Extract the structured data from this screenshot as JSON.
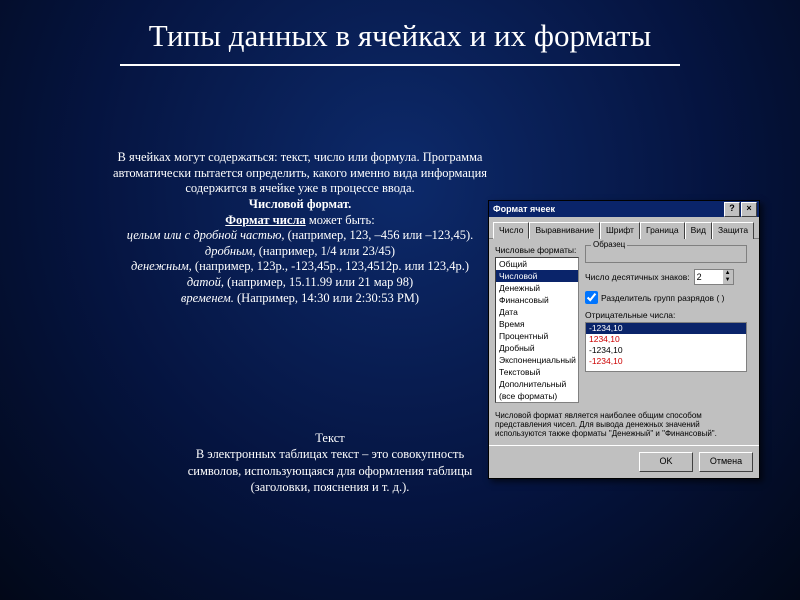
{
  "title": "Типы данных в ячейках и их форматы",
  "para1": "В ячейках могут содержаться: текст, число или формула. Программа автоматически пытается определить, какого именно вида информация содержится в ячейке уже в процессе ввода.",
  "numFmtHeader": "Числовой формат.",
  "fmtNumLead": "Формат числа",
  "fmtNumTail": " может быть:",
  "line_int": "целым или с дробной частью,",
  "line_int_ex": " (например, 123, –456 или –123,45).",
  "line_frac": "дробным,",
  "line_frac_ex": " (например, 1/4 или 23/45)",
  "line_money": "денежным,",
  "line_money_ex": " (например, 123р., -123,45р., 123,4512р. или 123,4р.)",
  "line_date": "датой,",
  "line_date_ex": " (например, 15.11.99 или 21 мар 98)",
  "line_time": "временем.",
  "line_time_ex": " (Например, 14:30 или 2:30:53 PM)",
  "textHeader": "Текст",
  "textBody": "В электронных таблицах текст – это совокупность символов, использующаяся для оформления таблицы  (заголовки, пояснения и т. д.).",
  "dialog": {
    "title": "Формат ячеек",
    "tabs": [
      "Число",
      "Выравнивание",
      "Шрифт",
      "Граница",
      "Вид",
      "Защита"
    ],
    "formatsLabel": "Числовые форматы:",
    "formats": [
      "Общий",
      "Числовой",
      "Денежный",
      "Финансовый",
      "Дата",
      "Время",
      "Процентный",
      "Дробный",
      "Экспоненциальный",
      "Текстовый",
      "Дополнительный",
      "(все форматы)"
    ],
    "selectedFormatIndex": 1,
    "sampleLabel": "Образец",
    "decimalsLabel": "Число десятичных знаков:",
    "decimalsValue": "2",
    "sepLabel": "Разделитель групп разрядов ( )",
    "negLabel": "Отрицательные числа:",
    "negatives": [
      "-1234,10",
      "1234,10",
      "-1234,10",
      "-1234,10"
    ],
    "descText": "Числовой формат является наиболее общим способом представления чисел. Для вывода денежных значений используются также форматы \"Денежный\" и \"Финансовый\".",
    "ok": "OK",
    "cancel": "Отмена"
  }
}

----------

[EXERCISE]
Print the records above exactly as they stand, but leave out the pictures.

[RESULT OF THE EXERCISE]
Extract the structured data from this screenshot as JSON.
{
  "title": "Типы данных в ячейках и их форматы",
  "para1": "В ячейках могут содержаться: текст, число или формула. Программа автоматически пытается определить, какого именно вида информация содержится в ячейке уже в процессе ввода.",
  "numFmtHeader": "Числовой формат.",
  "fmtNumLead": "Формат числа",
  "fmtNumTail": " может быть:",
  "line_int": "целым или с дробной частью,",
  "line_int_ex": " (например, 123, –456 или –123,45).",
  "line_frac": "дробным,",
  "line_frac_ex": " (например, 1/4 или 23/45)",
  "line_money": "денежным,",
  "line_money_ex": " (например, 123р., -123,45р., 123,4512р. или 123,4р.)",
  "line_date": "датой,",
  "line_date_ex": " (например, 15.11.99 или 21 мар 98)",
  "line_time": "временем.",
  "line_time_ex": " (Например, 14:30 или 2:30:53 PM)",
  "textHeader": "Текст",
  "textBody": "В электронных таблицах текст – это совокупность символов, использующаяся для оформления таблицы  (заголовки, пояснения и т. д.).",
  "dialog": {
    "title": "Формат ячеек",
    "tabs": [
      "Число",
      "Выравнивание",
      "Шрифт",
      "Граница",
      "Вид",
      "Защита"
    ],
    "formatsLabel": "Числовые форматы:",
    "formats": [
      "Общий",
      "Числовой",
      "Денежный",
      "Финансовый",
      "Дата",
      "Время",
      "Процентный",
      "Дробный",
      "Экспоненциальный",
      "Текстовый",
      "Дополнительный",
      "(все форматы)"
    ],
    "selectedFormatIndex": 1,
    "sampleLabel": "Образец",
    "decimalsLabel": "Число десятичных знаков:",
    "decimalsValue": "2",
    "sepLabel": "Разделитель групп разрядов ( )",
    "negLabel": "Отрицательные числа:",
    "negatives": [
      "-1234,10",
      "1234,10",
      "-1234,10",
      "-1234,10"
    ],
    "descText": "Числовой формат является наиболее общим способом представления чисел. Для вывода денежных значений используются также форматы \"Денежный\" и \"Финансовый\".",
    "ok": "OK",
    "cancel": "Отмена"
  }
}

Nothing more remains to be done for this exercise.